▶ **WHAT TO PRODUCE**: Switch every "Heatmap" in the data below to "Heat map", and reproduce all the lines with nothing else changed.

▶ **PROVIDED INFORMATION**:
______________________________

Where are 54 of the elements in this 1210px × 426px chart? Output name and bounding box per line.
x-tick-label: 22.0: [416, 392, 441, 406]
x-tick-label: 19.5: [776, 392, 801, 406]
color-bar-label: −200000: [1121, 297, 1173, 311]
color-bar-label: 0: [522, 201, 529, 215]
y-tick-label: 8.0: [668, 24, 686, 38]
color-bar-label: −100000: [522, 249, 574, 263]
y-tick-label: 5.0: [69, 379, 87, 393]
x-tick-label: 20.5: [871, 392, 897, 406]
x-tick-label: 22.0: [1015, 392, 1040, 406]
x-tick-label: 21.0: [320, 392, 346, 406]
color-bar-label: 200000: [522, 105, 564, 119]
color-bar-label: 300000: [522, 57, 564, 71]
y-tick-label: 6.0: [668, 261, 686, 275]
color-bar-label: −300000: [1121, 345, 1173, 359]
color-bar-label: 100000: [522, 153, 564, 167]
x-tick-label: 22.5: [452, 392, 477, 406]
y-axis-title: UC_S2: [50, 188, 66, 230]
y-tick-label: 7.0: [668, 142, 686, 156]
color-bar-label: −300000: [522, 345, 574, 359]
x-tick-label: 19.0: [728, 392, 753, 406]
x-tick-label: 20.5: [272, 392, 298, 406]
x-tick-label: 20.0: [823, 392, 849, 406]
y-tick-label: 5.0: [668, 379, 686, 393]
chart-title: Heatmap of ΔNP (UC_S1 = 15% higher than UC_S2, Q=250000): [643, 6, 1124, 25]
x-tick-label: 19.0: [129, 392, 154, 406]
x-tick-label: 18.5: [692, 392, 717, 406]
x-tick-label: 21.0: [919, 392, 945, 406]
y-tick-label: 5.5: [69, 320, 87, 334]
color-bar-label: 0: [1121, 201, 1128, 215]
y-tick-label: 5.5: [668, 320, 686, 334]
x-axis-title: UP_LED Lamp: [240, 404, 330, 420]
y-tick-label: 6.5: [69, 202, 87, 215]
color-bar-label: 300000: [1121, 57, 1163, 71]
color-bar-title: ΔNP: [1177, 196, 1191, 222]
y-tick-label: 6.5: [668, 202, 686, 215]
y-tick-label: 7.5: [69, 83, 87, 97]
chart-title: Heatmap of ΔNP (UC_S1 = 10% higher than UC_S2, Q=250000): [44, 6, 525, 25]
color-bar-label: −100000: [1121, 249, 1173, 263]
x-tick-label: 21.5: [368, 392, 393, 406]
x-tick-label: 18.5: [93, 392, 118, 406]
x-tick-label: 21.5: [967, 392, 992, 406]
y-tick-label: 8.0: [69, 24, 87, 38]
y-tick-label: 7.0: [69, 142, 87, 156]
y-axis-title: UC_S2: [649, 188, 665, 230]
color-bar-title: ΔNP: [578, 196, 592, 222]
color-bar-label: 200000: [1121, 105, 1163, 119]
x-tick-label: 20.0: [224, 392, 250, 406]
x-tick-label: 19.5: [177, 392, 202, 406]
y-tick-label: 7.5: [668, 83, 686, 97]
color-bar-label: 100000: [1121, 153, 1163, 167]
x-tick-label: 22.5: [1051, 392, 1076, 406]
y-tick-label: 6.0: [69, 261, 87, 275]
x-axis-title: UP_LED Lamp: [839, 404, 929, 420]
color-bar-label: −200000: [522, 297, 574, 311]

______________________________

▶ **RESULT**:
Where are 54 of the elements in this 1210px × 426px chart? Output name and bounding box per line.
x-tick-label: 22.0: [416, 392, 441, 406]
x-tick-label: 19.5: [776, 392, 801, 406]
color-bar-label: −200000: [1121, 297, 1173, 311]
color-bar-label: 0: [522, 201, 529, 215]
y-tick-label: 8.0: [668, 24, 686, 38]
color-bar-label: −100000: [522, 249, 574, 263]
y-tick-label: 5.0: [69, 379, 87, 393]
x-tick-label: 20.5: [871, 392, 897, 406]
x-tick-label: 22.0: [1015, 392, 1040, 406]
x-tick-label: 21.0: [320, 392, 346, 406]
color-bar-label: 200000: [522, 105, 564, 119]
color-bar-label: 300000: [522, 57, 564, 71]
y-tick-label: 6.0: [668, 261, 686, 275]
color-bar-label: −300000: [1121, 345, 1173, 359]
color-bar-label: 100000: [522, 153, 564, 167]
x-tick-label: 22.5: [452, 392, 477, 406]
y-axis-title: UC_S2: [50, 188, 66, 230]
y-tick-label: 7.0: [668, 142, 686, 156]
color-bar-label: −300000: [522, 345, 574, 359]
x-tick-label: 19.0: [728, 392, 753, 406]
x-tick-label: 20.5: [272, 392, 298, 406]
x-tick-label: 20.0: [823, 392, 849, 406]
y-tick-label: 5.0: [668, 379, 686, 393]
chart-title: Heat map of ΔNP (UC_S1 = 15% higher than UC_S2, Q=250000): [643, 6, 1124, 25]
x-tick-label: 19.0: [129, 392, 154, 406]
x-tick-label: 18.5: [692, 392, 717, 406]
x-tick-label: 21.0: [919, 392, 945, 406]
y-tick-label: 5.5: [69, 320, 87, 334]
color-bar-label: 0: [1121, 201, 1128, 215]
y-tick-label: 5.5: [668, 320, 686, 334]
x-axis-title: UP_LED Lamp: [240, 404, 330, 420]
y-tick-label: 6.5: [69, 202, 87, 215]
color-bar-label: 300000: [1121, 57, 1163, 71]
color-bar-title: ΔNP: [1177, 196, 1191, 222]
y-tick-label: 6.5: [668, 202, 686, 215]
y-tick-label: 7.5: [69, 83, 87, 97]
chart-title: Heat map of ΔNP (UC_S1 = 10% higher than UC_S2, Q=250000): [44, 6, 525, 25]
color-bar-label: −100000: [1121, 249, 1173, 263]
x-tick-label: 21.5: [368, 392, 393, 406]
x-tick-label: 18.5: [93, 392, 118, 406]
x-tick-label: 21.5: [967, 392, 992, 406]
y-tick-label: 8.0: [69, 24, 87, 38]
y-tick-label: 7.0: [69, 142, 87, 156]
y-axis-title: UC_S2: [649, 188, 665, 230]
color-bar-title: ΔNP: [578, 196, 592, 222]
color-bar-label: 200000: [1121, 105, 1163, 119]
x-tick-label: 20.0: [224, 392, 250, 406]
x-tick-label: 19.5: [177, 392, 202, 406]
y-tick-label: 7.5: [668, 83, 686, 97]
color-bar-label: 100000: [1121, 153, 1163, 167]
x-tick-label: 22.5: [1051, 392, 1076, 406]
y-tick-label: 6.0: [69, 261, 87, 275]
x-axis-title: UP_LED Lamp: [839, 404, 929, 420]
color-bar-label: −200000: [522, 297, 574, 311]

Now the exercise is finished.